Stored data entries:
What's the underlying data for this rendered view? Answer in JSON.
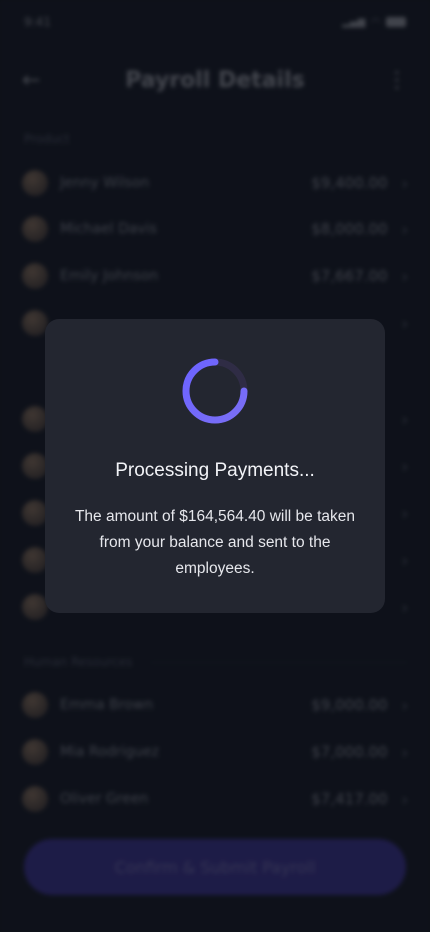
{
  "status_bar": {
    "time": "9:41"
  },
  "nav": {
    "back_icon": "arrow-left-icon",
    "title": "Payroll Details",
    "more_icon": "more-vertical-icon"
  },
  "sections": [
    {
      "label": "Product",
      "rows": [
        {
          "name": "Jenny Wilson",
          "amount": "$9,400.00"
        },
        {
          "name": "Michael Davis",
          "amount": "$8,000.00"
        },
        {
          "name": "Emily Johnson",
          "amount": "$7,667.00"
        },
        {
          "name": "",
          "amount": ""
        }
      ]
    },
    {
      "label": "",
      "rows": [
        {
          "name": "",
          "amount": ""
        },
        {
          "name": "",
          "amount": ""
        },
        {
          "name": "",
          "amount": ""
        },
        {
          "name": "",
          "amount": ""
        },
        {
          "name": "",
          "amount": ""
        }
      ]
    },
    {
      "label": "Human Resources",
      "rows": [
        {
          "name": "Emma Brown",
          "amount": "$9,000.00"
        },
        {
          "name": "Mia Rodriguez",
          "amount": "$7,000.00"
        },
        {
          "name": "Oliver Green",
          "amount": "$7,417.00"
        }
      ]
    }
  ],
  "cta": {
    "label": "Confirm & Submit Payroll"
  },
  "modal": {
    "title": "Processing Payments...",
    "message": "The amount of $164,564.40 will be taken from your balance and sent to the employees.",
    "spinner_color": "#6c63ff"
  },
  "colors": {
    "background": "#151925",
    "modal_bg": "#232630",
    "accent": "#5b4fe0"
  }
}
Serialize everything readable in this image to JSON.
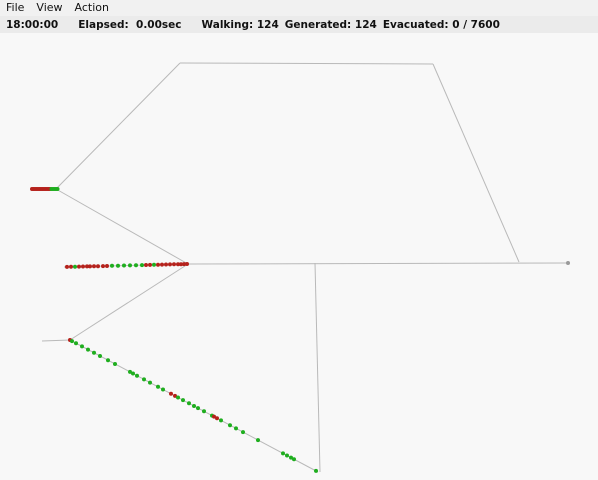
{
  "menu": {
    "items": [
      {
        "label": "File"
      },
      {
        "label": "View"
      },
      {
        "label": "Action"
      }
    ]
  },
  "status": {
    "time": "18:00:00",
    "elapsed_label": "Elapsed:",
    "elapsed_value": "0.00sec",
    "walking_label": "Walking:",
    "walking_value": "124",
    "generated_label": "Generated:",
    "generated_value": "124",
    "evacuated_label": "Evacuated:",
    "evacuated_value": "0 / 7600"
  },
  "colors": {
    "link": "#b9b9b9",
    "node": "#9a9a9a",
    "agent_green": "#1fae1f",
    "agent_red": "#b5221c",
    "background": "#f8f8f8"
  }
}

> _AIM OF THE EXERCISE_
From the listing above, copy all lines holding the word "icon".

> _CORRECT RESULT_
    "back_icon": "arrow-left-icon",
    "more_icon": "more-vertical-icon"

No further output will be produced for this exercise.